Copy all lines of the listing that include the string "raising".

** BEGIN INPUT DATA **

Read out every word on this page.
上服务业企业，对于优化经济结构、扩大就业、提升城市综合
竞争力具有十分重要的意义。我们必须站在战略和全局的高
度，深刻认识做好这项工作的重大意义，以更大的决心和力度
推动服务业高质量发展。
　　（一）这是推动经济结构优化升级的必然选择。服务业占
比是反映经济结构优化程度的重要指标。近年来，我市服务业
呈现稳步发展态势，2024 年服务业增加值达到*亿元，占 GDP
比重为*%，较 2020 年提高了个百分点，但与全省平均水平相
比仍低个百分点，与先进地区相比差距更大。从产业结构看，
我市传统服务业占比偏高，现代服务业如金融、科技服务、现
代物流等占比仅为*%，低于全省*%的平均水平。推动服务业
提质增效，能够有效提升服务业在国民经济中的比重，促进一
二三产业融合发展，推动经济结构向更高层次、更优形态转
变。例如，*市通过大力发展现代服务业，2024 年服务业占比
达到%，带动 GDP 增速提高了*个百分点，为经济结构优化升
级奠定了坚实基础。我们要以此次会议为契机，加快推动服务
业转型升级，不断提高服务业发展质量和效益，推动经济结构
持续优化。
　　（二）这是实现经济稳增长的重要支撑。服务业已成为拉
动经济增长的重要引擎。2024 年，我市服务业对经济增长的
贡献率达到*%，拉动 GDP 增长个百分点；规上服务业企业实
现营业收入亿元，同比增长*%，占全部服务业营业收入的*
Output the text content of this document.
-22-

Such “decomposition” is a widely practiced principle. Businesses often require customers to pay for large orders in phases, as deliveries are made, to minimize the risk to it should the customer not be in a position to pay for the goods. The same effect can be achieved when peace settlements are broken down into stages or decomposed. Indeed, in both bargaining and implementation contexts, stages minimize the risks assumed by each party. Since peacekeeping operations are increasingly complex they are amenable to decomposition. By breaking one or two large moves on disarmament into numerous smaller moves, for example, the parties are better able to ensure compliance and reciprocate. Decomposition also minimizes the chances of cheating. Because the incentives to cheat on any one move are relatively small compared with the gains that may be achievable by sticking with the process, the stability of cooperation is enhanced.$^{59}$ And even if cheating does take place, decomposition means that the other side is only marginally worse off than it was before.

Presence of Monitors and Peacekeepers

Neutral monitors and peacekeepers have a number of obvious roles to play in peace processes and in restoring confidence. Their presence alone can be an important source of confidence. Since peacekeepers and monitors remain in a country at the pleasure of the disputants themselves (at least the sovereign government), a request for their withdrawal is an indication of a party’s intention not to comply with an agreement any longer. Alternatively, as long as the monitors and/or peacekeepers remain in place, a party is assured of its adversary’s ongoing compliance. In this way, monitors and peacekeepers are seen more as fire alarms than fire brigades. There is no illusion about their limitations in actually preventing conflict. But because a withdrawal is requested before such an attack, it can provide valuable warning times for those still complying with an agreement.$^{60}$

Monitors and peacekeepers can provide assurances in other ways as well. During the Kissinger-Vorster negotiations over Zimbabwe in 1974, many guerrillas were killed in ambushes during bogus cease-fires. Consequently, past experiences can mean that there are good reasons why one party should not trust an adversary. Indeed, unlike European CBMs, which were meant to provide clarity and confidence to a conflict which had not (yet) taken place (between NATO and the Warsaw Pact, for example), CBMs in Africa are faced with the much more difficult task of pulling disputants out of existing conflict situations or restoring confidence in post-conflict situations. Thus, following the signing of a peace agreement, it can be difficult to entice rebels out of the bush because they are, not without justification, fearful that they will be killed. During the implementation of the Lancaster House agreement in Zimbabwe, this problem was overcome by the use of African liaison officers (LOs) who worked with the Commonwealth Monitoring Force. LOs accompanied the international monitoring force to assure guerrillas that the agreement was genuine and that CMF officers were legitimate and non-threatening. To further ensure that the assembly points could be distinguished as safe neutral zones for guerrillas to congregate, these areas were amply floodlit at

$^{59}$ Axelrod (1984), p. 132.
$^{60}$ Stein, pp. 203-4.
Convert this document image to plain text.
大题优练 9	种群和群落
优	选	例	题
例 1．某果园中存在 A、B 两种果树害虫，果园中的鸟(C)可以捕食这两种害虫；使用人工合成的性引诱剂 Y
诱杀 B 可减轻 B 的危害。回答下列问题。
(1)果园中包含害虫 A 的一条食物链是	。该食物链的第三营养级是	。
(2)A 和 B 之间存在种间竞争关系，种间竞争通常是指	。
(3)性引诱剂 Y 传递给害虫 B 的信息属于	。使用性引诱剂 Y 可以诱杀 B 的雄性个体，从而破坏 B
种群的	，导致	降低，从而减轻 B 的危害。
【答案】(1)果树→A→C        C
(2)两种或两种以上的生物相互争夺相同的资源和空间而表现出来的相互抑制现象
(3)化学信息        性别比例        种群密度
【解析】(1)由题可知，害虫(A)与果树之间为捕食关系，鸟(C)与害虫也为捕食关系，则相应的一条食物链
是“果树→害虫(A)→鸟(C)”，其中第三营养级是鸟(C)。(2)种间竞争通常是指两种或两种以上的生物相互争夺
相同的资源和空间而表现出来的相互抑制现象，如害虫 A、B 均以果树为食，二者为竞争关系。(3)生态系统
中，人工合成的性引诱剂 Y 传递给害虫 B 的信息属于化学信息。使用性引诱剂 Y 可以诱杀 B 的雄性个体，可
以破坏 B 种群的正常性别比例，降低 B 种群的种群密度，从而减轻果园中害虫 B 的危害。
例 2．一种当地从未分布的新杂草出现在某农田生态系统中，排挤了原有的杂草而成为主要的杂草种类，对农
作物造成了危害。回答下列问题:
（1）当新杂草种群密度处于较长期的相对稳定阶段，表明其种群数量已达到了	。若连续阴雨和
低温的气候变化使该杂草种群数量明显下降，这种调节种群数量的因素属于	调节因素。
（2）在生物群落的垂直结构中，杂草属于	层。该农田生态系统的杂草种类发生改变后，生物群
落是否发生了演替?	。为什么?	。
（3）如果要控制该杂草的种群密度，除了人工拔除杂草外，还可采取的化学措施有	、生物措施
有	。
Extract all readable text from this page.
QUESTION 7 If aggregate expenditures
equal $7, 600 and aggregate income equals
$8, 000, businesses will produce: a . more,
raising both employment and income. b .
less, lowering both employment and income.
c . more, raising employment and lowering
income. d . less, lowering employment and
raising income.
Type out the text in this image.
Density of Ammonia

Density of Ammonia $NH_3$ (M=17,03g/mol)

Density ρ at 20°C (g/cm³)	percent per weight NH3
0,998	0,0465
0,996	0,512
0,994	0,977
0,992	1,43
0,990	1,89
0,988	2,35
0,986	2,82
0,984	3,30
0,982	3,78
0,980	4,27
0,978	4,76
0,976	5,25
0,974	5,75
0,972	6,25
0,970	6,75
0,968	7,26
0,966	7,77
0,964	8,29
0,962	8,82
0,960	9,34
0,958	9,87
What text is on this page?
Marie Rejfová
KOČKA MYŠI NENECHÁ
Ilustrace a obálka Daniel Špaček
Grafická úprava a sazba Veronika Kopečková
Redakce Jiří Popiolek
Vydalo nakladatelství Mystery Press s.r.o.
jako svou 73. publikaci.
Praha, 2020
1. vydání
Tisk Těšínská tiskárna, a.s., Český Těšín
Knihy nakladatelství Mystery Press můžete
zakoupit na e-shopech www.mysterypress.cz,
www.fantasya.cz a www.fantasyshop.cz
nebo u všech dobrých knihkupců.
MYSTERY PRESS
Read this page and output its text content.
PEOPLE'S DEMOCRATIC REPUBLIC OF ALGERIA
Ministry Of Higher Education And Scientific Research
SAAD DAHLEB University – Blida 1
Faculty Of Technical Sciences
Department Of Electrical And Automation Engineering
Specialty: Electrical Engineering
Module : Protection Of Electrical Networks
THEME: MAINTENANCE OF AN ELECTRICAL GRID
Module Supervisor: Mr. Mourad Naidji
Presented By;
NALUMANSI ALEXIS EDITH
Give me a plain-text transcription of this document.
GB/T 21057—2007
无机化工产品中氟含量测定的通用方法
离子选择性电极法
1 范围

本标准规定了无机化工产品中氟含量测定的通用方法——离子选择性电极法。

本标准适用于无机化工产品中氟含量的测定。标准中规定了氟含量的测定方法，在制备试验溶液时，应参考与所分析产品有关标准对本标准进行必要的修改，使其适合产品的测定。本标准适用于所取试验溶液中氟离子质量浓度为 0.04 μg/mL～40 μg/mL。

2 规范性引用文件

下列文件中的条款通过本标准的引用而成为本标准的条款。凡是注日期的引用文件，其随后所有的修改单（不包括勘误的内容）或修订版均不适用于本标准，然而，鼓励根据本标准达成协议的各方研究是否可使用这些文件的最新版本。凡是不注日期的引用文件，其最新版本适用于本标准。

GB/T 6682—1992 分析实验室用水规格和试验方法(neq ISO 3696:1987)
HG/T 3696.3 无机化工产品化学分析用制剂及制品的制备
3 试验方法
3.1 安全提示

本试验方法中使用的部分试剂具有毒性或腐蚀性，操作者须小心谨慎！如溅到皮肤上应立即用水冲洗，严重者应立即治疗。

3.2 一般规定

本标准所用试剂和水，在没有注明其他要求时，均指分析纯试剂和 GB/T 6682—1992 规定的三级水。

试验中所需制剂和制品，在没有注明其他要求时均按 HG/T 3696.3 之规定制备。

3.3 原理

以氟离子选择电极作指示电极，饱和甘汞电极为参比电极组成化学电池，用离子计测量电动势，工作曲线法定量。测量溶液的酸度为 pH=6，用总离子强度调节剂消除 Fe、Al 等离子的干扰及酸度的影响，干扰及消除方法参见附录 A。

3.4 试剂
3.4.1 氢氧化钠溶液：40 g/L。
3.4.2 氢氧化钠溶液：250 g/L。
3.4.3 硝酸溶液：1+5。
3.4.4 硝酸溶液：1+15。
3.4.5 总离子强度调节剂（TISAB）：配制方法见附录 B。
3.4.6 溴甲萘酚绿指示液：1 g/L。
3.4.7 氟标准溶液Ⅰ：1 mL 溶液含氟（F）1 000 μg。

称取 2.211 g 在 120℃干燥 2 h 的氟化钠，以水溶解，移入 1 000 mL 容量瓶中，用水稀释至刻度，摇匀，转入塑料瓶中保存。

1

** END INPUT DATA **

# EXERCISE ANSWER
raising both employment and income. b .
c . more, raising employment and lowering
raising income.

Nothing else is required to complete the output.